▶ [ASSIGNMENT]: Working from the entries below, tally each line that holds "quality". Give the tally and nothing else.

Records excerpted from a collection
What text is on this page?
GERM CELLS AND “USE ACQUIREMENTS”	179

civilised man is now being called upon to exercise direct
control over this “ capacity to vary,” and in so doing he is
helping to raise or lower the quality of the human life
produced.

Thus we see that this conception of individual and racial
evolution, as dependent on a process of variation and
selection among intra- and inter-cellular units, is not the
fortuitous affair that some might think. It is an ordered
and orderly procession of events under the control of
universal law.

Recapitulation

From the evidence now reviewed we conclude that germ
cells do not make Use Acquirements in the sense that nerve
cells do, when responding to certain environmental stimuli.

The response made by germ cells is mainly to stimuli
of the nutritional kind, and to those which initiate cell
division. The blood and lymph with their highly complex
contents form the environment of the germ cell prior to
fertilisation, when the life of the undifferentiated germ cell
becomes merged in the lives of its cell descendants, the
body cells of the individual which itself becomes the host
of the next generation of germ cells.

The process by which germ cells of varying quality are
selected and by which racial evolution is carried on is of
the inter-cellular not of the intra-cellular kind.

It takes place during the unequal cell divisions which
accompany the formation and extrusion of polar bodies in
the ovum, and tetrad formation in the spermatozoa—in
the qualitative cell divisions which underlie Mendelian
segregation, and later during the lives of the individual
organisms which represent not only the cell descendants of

▶ [RESPONSE TO THIS TASK]: 2